» **Short problem**: Could you repeat exactly the lines below, from the line containing "Read all visible content and emit it as JSON." through the last one, both included, while leaving out any pictures?

--------------------------------

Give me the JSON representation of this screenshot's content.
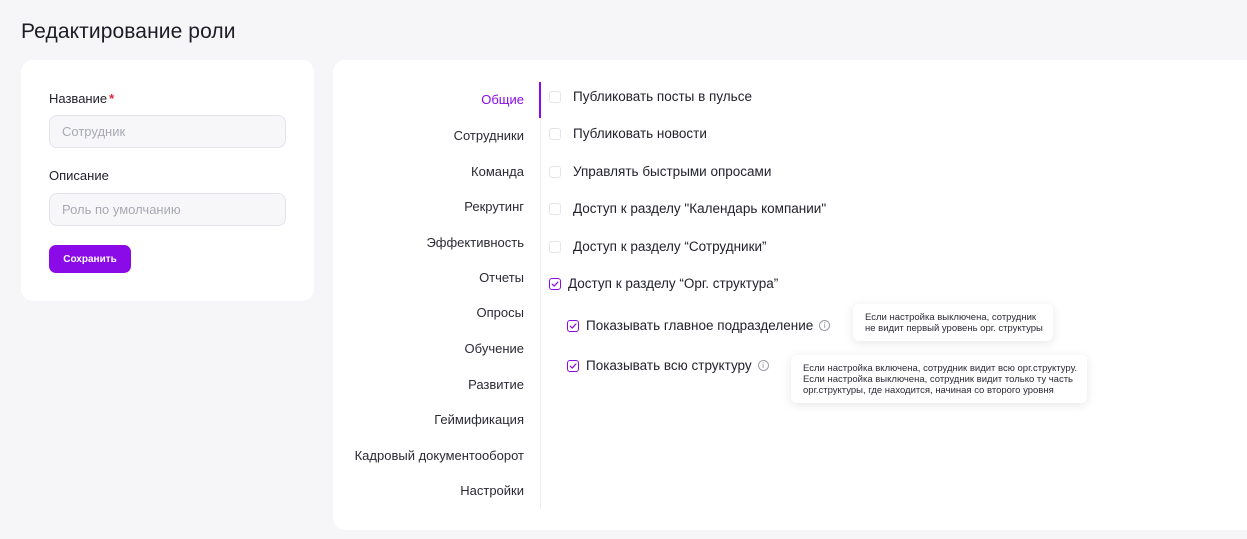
{
  "page": {
    "title": "Редактирование роли"
  },
  "form": {
    "name_label": "Название",
    "name_required": "*",
    "name_placeholder": "Сотрудник",
    "description_label": "Описание",
    "description_placeholder": "Роль по умолчанию",
    "save_label": "Сохранить"
  },
  "tabs": [
    {
      "label": "Общие",
      "active": true
    },
    {
      "label": "Сотрудники"
    },
    {
      "label": "Команда"
    },
    {
      "label": "Рекрутинг"
    },
    {
      "label": "Эффективность"
    },
    {
      "label": "Отчеты"
    },
    {
      "label": "Опросы"
    },
    {
      "label": "Обучение"
    },
    {
      "label": "Развитие"
    },
    {
      "label": "Геймификация"
    },
    {
      "label": "Кадровый документооборот"
    },
    {
      "label": "Настройки"
    }
  ],
  "permissions": [
    {
      "label": "Публиковать посты в пульсе",
      "checked": false
    },
    {
      "label": "Публиковать новости",
      "checked": false
    },
    {
      "label": "Управлять быстрыми опросами",
      "checked": false
    },
    {
      "label": "Доступ к разделу \"Календарь компании\"",
      "checked": false
    },
    {
      "label": "Доступ к разделу “Сотрудники”",
      "checked": false
    },
    {
      "label": "Доступ к разделу “Орг. структура”",
      "checked": true
    },
    {
      "label": "Показывать главное подразделение",
      "checked": true
    },
    {
      "label": "Показывать всю структуру",
      "checked": true
    }
  ],
  "tooltips": {
    "main_division": [
      "Если настройка выключена, сотрудник",
      "не видит первый уровень орг. структуры"
    ],
    "full_structure": [
      "Если настройка включена, сотрудник видит всю орг.структуру.",
      "Если настройка выключена, сотрудник видит только ту часть",
      "орг.структуры, где находится, начиная со второго уровня"
    ]
  },
  "colors": {
    "accent": "#8a0be8",
    "background": "#f6f6f8",
    "required": "#e0243a"
  },
  "icons": {
    "info": "info-icon",
    "check": "check-icon"
  }
}
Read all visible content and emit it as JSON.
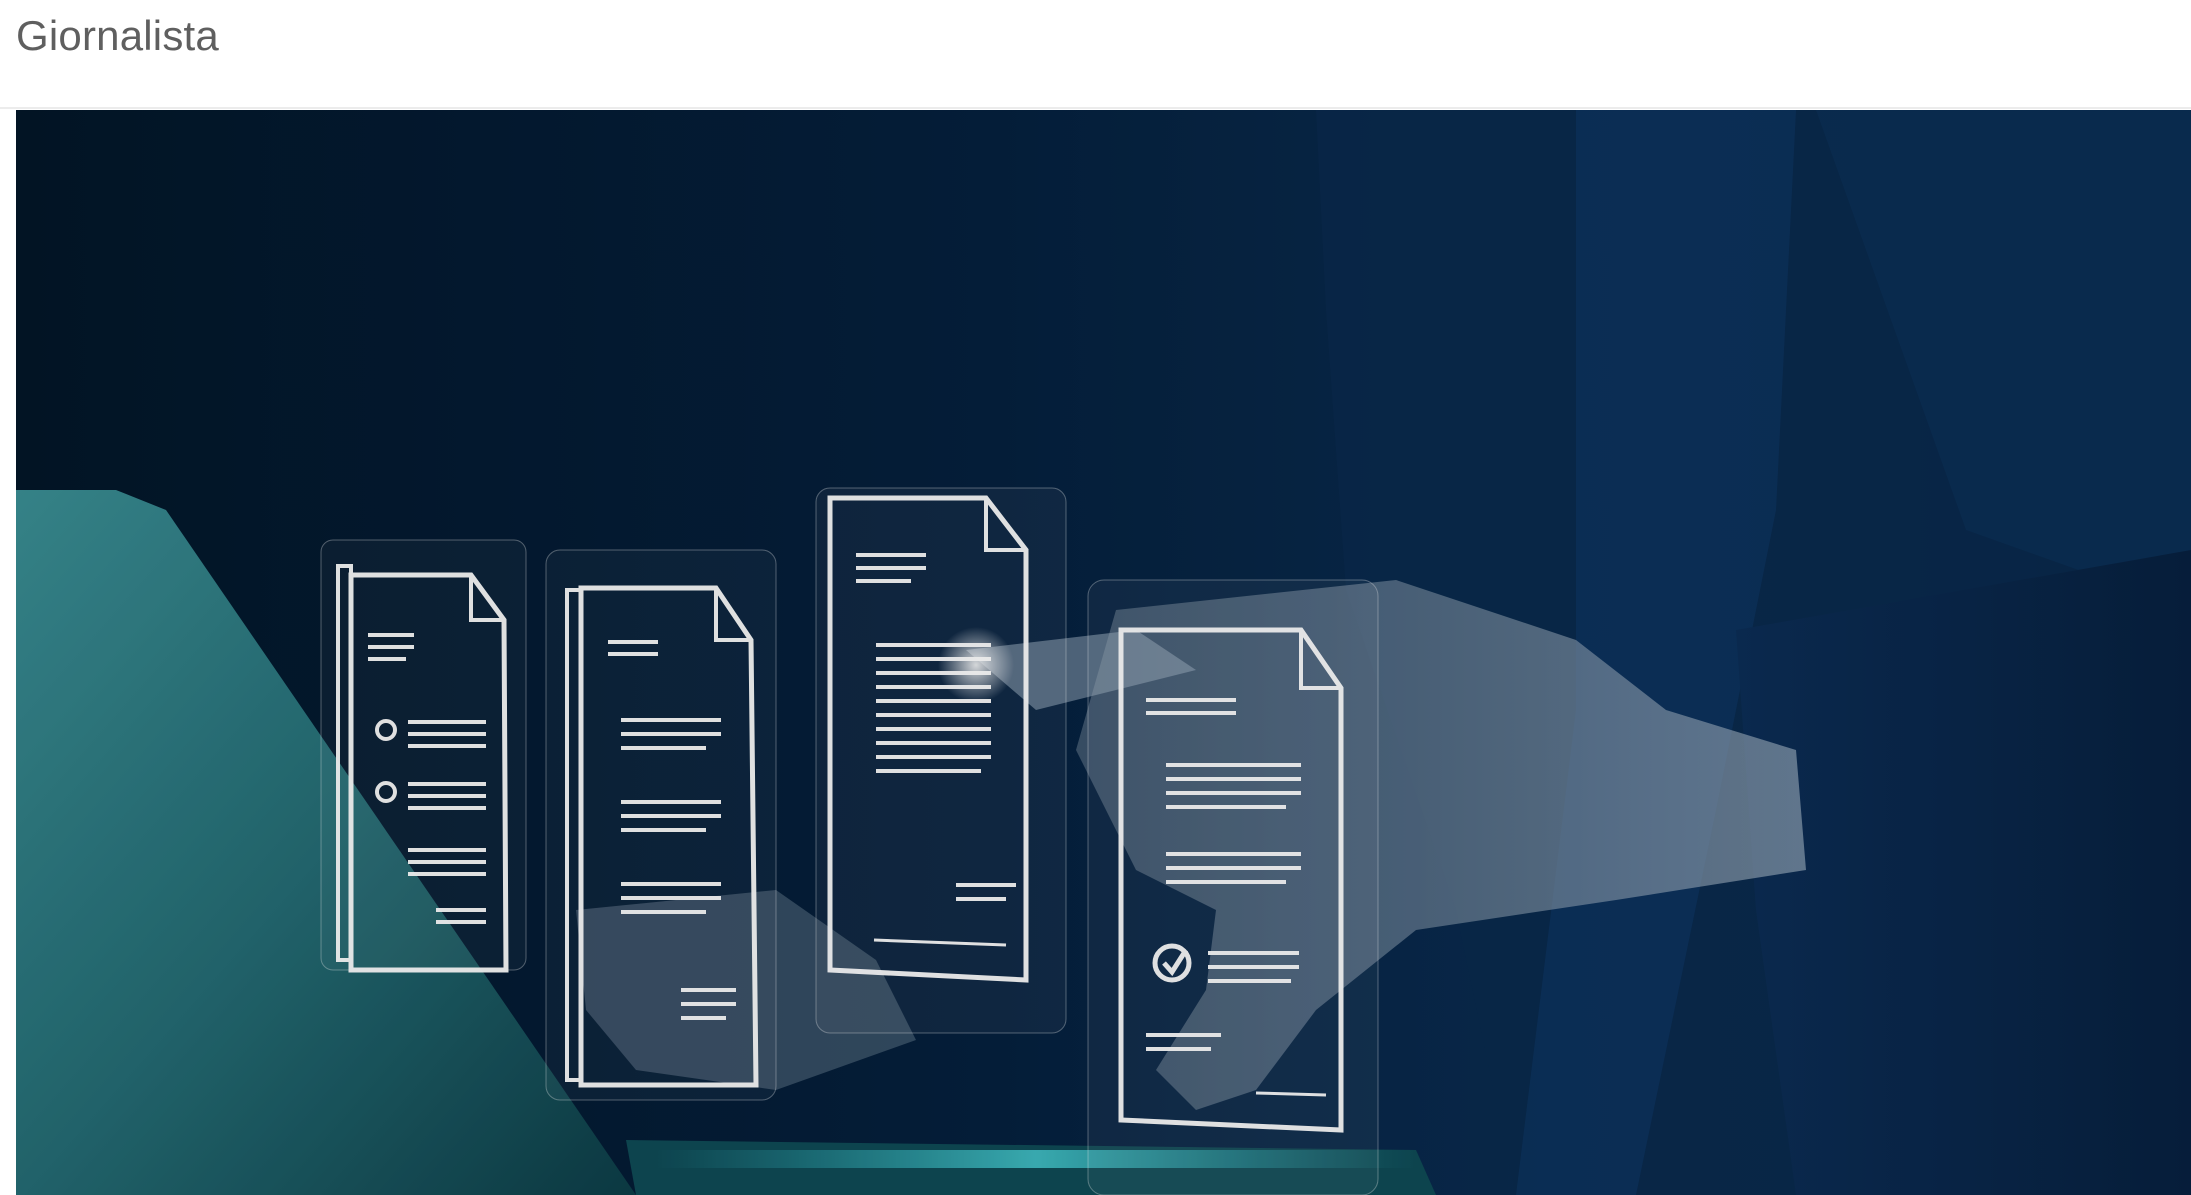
{
  "header": {
    "title": "Giornalista"
  },
  "hero": {
    "image_icon": "document-scanning-illustration",
    "colors": {
      "background": "#041a33",
      "glow": "#ffffff",
      "laptop": "#2e7f86"
    }
  }
}
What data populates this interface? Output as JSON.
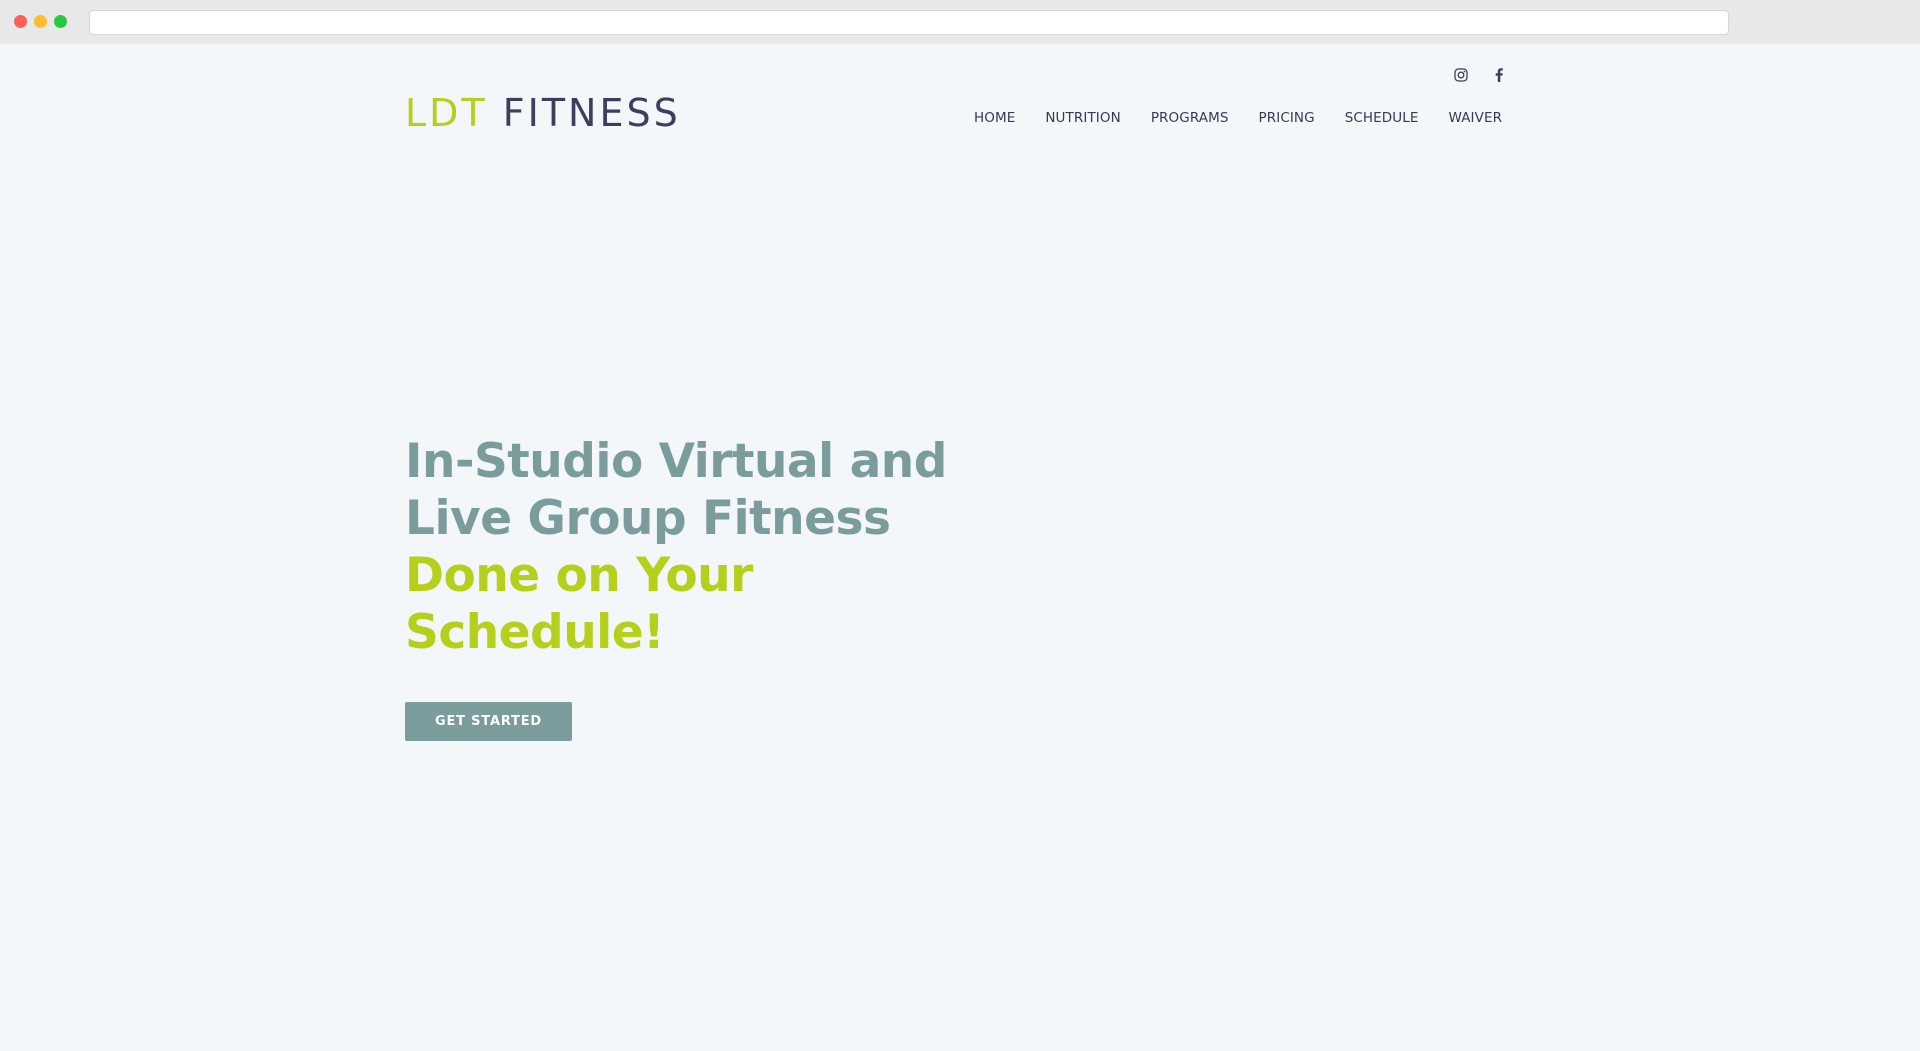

--------------------------------

» **Result below**:
Read all visible content and emit it as JSON.
{
  "header": {
    "title": "Giornalista"
  },
  "hero": {
    "image_icon": "document-scanning-illustration",
    "colors": {
      "background": "#041a33",
      "glow": "#ffffff",
      "laptop": "#2e7f86"
    }
  }
}
What data populates this interface? Output as JSON.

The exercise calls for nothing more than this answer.